┌─ GIVEN ENTRIES
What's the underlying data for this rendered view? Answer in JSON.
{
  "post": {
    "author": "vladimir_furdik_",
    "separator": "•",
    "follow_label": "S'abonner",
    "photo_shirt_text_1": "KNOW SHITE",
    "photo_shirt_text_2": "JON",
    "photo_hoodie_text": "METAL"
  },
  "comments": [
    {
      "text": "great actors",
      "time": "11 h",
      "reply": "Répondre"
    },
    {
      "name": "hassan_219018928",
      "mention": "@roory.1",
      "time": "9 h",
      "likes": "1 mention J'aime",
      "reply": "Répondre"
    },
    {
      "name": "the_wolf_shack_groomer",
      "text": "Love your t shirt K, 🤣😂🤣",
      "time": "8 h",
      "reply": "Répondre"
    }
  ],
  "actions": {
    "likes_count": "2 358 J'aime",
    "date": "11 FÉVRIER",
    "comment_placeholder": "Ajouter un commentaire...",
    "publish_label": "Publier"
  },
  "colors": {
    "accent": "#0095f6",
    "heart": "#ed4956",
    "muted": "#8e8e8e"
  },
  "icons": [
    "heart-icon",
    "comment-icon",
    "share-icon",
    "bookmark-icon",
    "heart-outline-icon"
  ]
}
└─
§ **EXERCISE DETAILS**
Retype the listing above in full, with no alterations.

§ **PROBLEM SOLUTION**
What's the underlying data for this rendered view? Answer in JSON.
{
  "post": {
    "author": "vladimir_furdik_",
    "separator": "•",
    "follow_label": "S'abonner",
    "photo_shirt_text_1": "KNOW SHITE",
    "photo_shirt_text_2": "JON",
    "photo_hoodie_text": "METAL"
  },
  "comments": [
    {
      "text": "great actors",
      "time": "11 h",
      "reply": "Répondre"
    },
    {
      "name": "hassan_219018928",
      "mention": "@roory.1",
      "time": "9 h",
      "likes": "1 mention J'aime",
      "reply": "Répondre"
    },
    {
      "name": "the_wolf_shack_groomer",
      "text": "Love your t shirt K, 🤣😂🤣",
      "time": "8 h",
      "reply": "Répondre"
    }
  ],
  "actions": {
    "likes_count": "2 358 J'aime",
    "date": "11 FÉVRIER",
    "comment_placeholder": "Ajouter un commentaire...",
    "publish_label": "Publier"
  },
  "colors": {
    "accent": "#0095f6",
    "heart": "#ed4956",
    "muted": "#8e8e8e"
  },
  "icons": [
    "heart-icon",
    "comment-icon",
    "share-icon",
    "bookmark-icon",
    "heart-outline-icon"
  ]
}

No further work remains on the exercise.